_SUPPLIED RECORDS_.
+ + + + +
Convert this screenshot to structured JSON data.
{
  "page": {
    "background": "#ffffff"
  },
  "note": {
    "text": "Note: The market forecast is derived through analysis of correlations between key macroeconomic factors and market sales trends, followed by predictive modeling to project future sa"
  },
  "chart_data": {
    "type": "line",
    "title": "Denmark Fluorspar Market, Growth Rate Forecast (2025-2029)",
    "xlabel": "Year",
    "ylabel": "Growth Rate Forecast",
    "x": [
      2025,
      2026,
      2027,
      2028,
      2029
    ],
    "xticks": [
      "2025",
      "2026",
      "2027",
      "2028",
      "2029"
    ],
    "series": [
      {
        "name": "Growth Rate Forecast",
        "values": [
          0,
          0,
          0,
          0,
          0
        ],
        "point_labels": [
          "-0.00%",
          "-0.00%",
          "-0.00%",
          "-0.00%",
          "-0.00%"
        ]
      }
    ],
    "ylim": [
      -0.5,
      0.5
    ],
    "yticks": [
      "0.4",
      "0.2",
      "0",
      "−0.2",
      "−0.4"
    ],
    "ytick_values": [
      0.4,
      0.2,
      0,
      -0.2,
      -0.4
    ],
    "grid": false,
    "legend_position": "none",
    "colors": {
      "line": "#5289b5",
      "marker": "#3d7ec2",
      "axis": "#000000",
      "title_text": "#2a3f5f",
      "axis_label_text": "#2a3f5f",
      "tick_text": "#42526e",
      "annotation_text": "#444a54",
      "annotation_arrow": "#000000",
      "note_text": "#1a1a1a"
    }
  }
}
+ + + + +
_SET TASK_.
Copy every line above that includes the string "Growth".

_RESPONSE TO THE EXERCISE_.
    "title": "Denmark Fluorspar Market, Growth Rate Forecast (2025-2029)",
    "ylabel": "Growth Rate Forecast",
        "name": "Growth Rate Forecast",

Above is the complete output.